OBJECTIVE: Would you repeat the listing exactly but omit every picture?

>> START GIVEN RECORDS

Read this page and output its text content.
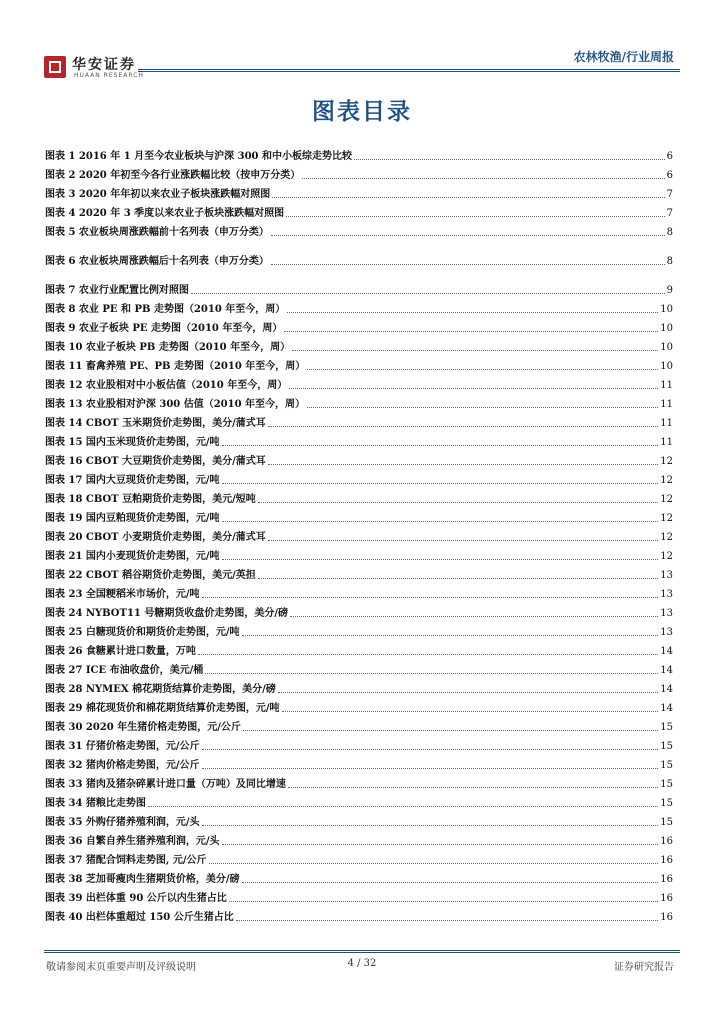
华安证券
HUAAN RESEARCH
农林牧渔/行业周报
图表目录
图表 1 2016 年 1 月至今农业板块与沪深 300 和中小板综走势比较	6
图表 2 2020 年初至今各行业涨跌幅比较（按申万分类）	6
图表 3 2020 年年初以来农业子板块涨跌幅对照图	7
图表 4 2020 年 3 季度以来农业子板块涨跌幅对照图	7
图表 5 农业板块周涨跌幅前十名列表（申万分类）	8
图表 6 农业板块周涨跌幅后十名列表（申万分类）	8
图表 7 农业行业配置比例对照图	9
图表 8 农业 PE 和 PB 走势图（2010 年至今，周）	10
图表 9 农业子板块 PE 走势图（2010 年至今，周）	10
图表 10 农业子板块 PB 走势图（2010 年至今，周）	10
图表 11 畜禽养殖 PE、PB 走势图（2010 年至今，周）	10
图表 12 农业股相对中小板估值（2010 年至今，周）	11
图表 13 农业股相对沪深 300 估值（2010 年至今，周）	11
图表 14 CBOT 玉米期货价走势图，美分/蒲式耳	11
图表 15 国内玉米现货价走势图，元/吨	11
图表 16 CBOT 大豆期货价走势图，美分/蒲式耳	12
图表 17 国内大豆现货价走势图，元/吨	12
图表 18 CBOT 豆粕期货价走势图，美元/短吨	12
图表 19 国内豆粕现货价走势图，元/吨	12
图表 20 CBOT 小麦期货价走势图，美分/蒲式耳	12
图表 21 国内小麦现货价走势图，元/吨	12
图表 22 CBOT 稻谷期货价走势图，美元/英担	13
图表 23 全国粳稻米市场价，元/吨	13
图表 24 NYBOT11 号糖期货收盘价走势图，美分/磅	13
图表 25 白糖现货价和期货价走势图，元/吨	13
图表 26 食糖累计进口数量，万吨	14
图表 27 ICE 布油收盘价，美元/桶	14
图表 28 NYMEX 棉花期货结算价走势图，美分/磅	14
图表 29 棉花现货价和棉花期货结算价走势图，元/吨	14
图表 30 2020 年生猪价格走势图，元/公斤	15
图表 31 仔猪价格走势图，元/公斤	15
图表 32 猪肉价格走势图，元/公斤	15
图表 33 猪肉及猪杂碎累计进口量（万吨）及同比增速	15
图表 34 猪粮比走势图	15
图表 35 外购仔猪养殖利润，元/头	15
图表 36 自繁自养生猪养殖利润，元/头	16
图表 37 猪配合饲料走势图, 元/公斤	16
图表 38 芝加哥瘦肉生猪期货价格，美分/磅	16
图表 39 出栏体重 90 公斤以内生猪占比	16
图表 40 出栏体重超过 150 公斤生猪占比	16
敬请参阅末页重要声明及评级说明	4 / 32	证券研究报告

>> END GIVEN RECORDS

SOLUTION FOR THIS TASK:
Read this page and output its text content.
华安证券
HUAAN RESEARCH
农林牧渔/行业周报
图表目录
图表 1 2016 年 1 月至今农业板块与沪深 300 和中小板综走势比较	6
图表 2 2020 年初至今各行业涨跌幅比较（按申万分类）	6
图表 3 2020 年年初以来农业子板块涨跌幅对照图	7
图表 4 2020 年 3 季度以来农业子板块涨跌幅对照图	7
图表 5 农业板块周涨跌幅前十名列表（申万分类）	8
图表 6 农业板块周涨跌幅后十名列表（申万分类）	8
图表 7 农业行业配置比例对照图	9
图表 8 农业 PE 和 PB 走势图（2010 年至今，周）	10
图表 9 农业子板块 PE 走势图（2010 年至今，周）	10
图表 10 农业子板块 PB 走势图（2010 年至今，周）	10
图表 11 畜禽养殖 PE、PB 走势图（2010 年至今，周）	10
图表 12 农业股相对中小板估值（2010 年至今，周）	11
图表 13 农业股相对沪深 300 估值（2010 年至今，周）	11
图表 14 CBOT 玉米期货价走势图，美分/蒲式耳	11
图表 15 国内玉米现货价走势图，元/吨	11
图表 16 CBOT 大豆期货价走势图，美分/蒲式耳	12
图表 17 国内大豆现货价走势图，元/吨	12
图表 18 CBOT 豆粕期货价走势图，美元/短吨	12
图表 19 国内豆粕现货价走势图，元/吨	12
图表 20 CBOT 小麦期货价走势图，美分/蒲式耳	12
图表 21 国内小麦现货价走势图，元/吨	12
图表 22 CBOT 稻谷期货价走势图，美元/英担	13
图表 23 全国粳稻米市场价，元/吨	13
图表 24 NYBOT11 号糖期货收盘价走势图，美分/磅	13
图表 25 白糖现货价和期货价走势图，元/吨	13
图表 26 食糖累计进口数量，万吨	14
图表 27 ICE 布油收盘价，美元/桶	14
图表 28 NYMEX 棉花期货结算价走势图，美分/磅	14
图表 29 棉花现货价和棉花期货结算价走势图，元/吨	14
图表 30 2020 年生猪价格走势图，元/公斤	15
图表 31 仔猪价格走势图，元/公斤	15
图表 32 猪肉价格走势图，元/公斤	15
图表 33 猪肉及猪杂碎累计进口量（万吨）及同比增速	15
图表 34 猪粮比走势图	15
图表 35 外购仔猪养殖利润，元/头	15
图表 36 自繁自养生猪养殖利润，元/头	16
图表 37 猪配合饲料走势图, 元/公斤	16
图表 38 芝加哥瘦肉生猪期货价格，美分/磅	16
图表 39 出栏体重 90 公斤以内生猪占比	16
图表 40 出栏体重超过 150 公斤生猪占比	16
敬请参阅末页重要声明及评级说明	4 / 32	证券研究报告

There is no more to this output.